* Task material *
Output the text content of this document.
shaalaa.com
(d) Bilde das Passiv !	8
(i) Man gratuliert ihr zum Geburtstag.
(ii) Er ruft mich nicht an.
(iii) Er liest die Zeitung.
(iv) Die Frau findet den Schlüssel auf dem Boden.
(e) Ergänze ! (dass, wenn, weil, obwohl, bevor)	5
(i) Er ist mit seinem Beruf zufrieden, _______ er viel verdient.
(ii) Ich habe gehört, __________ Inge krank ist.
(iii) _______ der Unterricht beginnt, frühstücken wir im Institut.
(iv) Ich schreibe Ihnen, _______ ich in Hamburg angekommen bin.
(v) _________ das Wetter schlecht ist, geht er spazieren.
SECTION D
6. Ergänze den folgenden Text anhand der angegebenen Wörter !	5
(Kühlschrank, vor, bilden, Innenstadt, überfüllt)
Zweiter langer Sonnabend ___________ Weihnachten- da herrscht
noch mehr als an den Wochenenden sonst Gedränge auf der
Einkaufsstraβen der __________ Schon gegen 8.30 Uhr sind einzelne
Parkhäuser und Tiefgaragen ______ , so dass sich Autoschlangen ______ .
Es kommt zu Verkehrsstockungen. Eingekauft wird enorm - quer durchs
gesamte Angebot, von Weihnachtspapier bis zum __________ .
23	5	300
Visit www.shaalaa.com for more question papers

* Exercise *
All of the data needs to be reproduced exactly, with no line missing.

* Result for this task *
Output the text content of this document.
shaalaa.com
(d) Bilde das Passiv !	8
(i) Man gratuliert ihr zum Geburtstag.
(ii) Er ruft mich nicht an.
(iii) Er liest die Zeitung.
(iv) Die Frau findet den Schlüssel auf dem Boden.
(e) Ergänze ! (dass, wenn, weil, obwohl, bevor)	5
(i) Er ist mit seinem Beruf zufrieden, _______ er viel verdient.
(ii) Ich habe gehört, __________ Inge krank ist.
(iii) _______ der Unterricht beginnt, frühstücken wir im Institut.
(iv) Ich schreibe Ihnen, _______ ich in Hamburg angekommen bin.
(v) _________ das Wetter schlecht ist, geht er spazieren.
SECTION D
6. Ergänze den folgenden Text anhand der angegebenen Wörter !	5
(Kühlschrank, vor, bilden, Innenstadt, überfüllt)
Zweiter langer Sonnabend ___________ Weihnachten- da herrscht
noch mehr als an den Wochenenden sonst Gedränge auf der
Einkaufsstraβen der __________ Schon gegen 8.30 Uhr sind einzelne
Parkhäuser und Tiefgaragen ______ , so dass sich Autoschlangen ______ .
Es kommt zu Verkehrsstockungen. Eingekauft wird enorm - quer durchs
gesamte Angebot, von Weihnachtspapier bis zum __________ .
23	5	300
Visit www.shaalaa.com for more question papers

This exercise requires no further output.